### Your objective
Give back the records below exactly, every one, with no pictures.

### Records
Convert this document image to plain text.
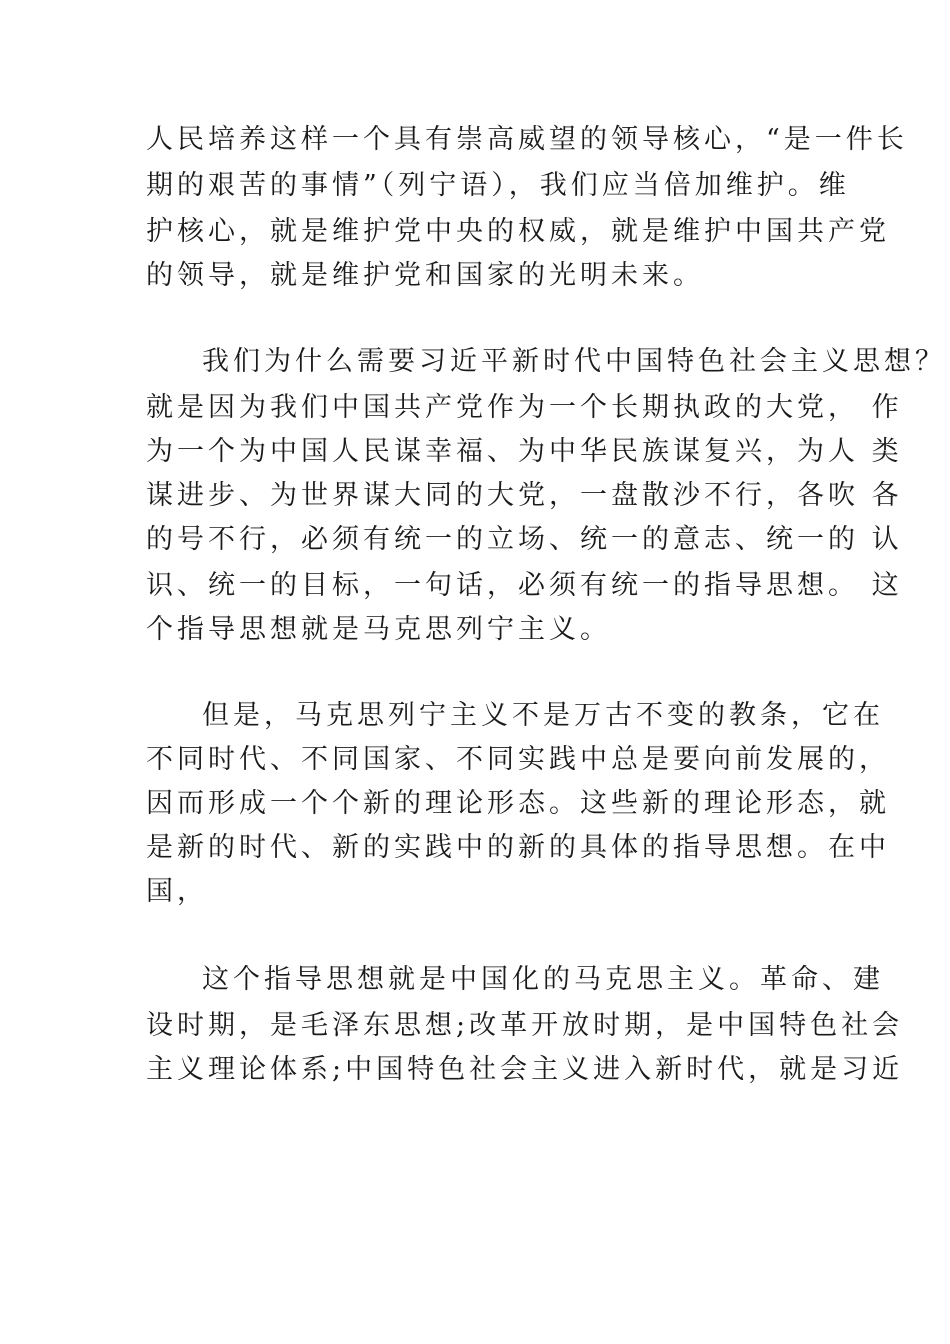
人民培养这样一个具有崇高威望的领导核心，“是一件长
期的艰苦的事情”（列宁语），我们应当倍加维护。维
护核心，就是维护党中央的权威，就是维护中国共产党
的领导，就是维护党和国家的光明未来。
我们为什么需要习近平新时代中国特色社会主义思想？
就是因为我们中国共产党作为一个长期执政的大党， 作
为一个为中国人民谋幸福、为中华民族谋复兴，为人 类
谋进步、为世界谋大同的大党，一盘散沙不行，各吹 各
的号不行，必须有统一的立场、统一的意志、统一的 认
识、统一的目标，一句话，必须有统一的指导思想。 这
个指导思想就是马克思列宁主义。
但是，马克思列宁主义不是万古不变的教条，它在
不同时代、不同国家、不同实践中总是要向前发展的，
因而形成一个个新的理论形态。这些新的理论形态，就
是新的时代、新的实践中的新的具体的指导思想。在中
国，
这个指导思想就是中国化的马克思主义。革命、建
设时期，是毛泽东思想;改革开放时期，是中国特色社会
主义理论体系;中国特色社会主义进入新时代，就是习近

### Reply to the task
Convert this document image to plain text.
人民培养这样一个具有崇高威望的领导核心，“是一件长
期的艰苦的事情”（列宁语），我们应当倍加维护。维
护核心，就是维护党中央的权威，就是维护中国共产党
的领导，就是维护党和国家的光明未来。
我们为什么需要习近平新时代中国特色社会主义思想？
就是因为我们中国共产党作为一个长期执政的大党， 作
为一个为中国人民谋幸福、为中华民族谋复兴，为人 类
谋进步、为世界谋大同的大党，一盘散沙不行，各吹 各
的号不行，必须有统一的立场、统一的意志、统一的 认
识、统一的目标，一句话，必须有统一的指导思想。 这
个指导思想就是马克思列宁主义。
但是，马克思列宁主义不是万古不变的教条，它在
不同时代、不同国家、不同实践中总是要向前发展的，
因而形成一个个新的理论形态。这些新的理论形态，就
是新的时代、新的实践中的新的具体的指导思想。在中
国，
这个指导思想就是中国化的马克思主义。革命、建
设时期，是毛泽东思想;改革开放时期，是中国特色社会
主义理论体系;中国特色社会主义进入新时代，就是习近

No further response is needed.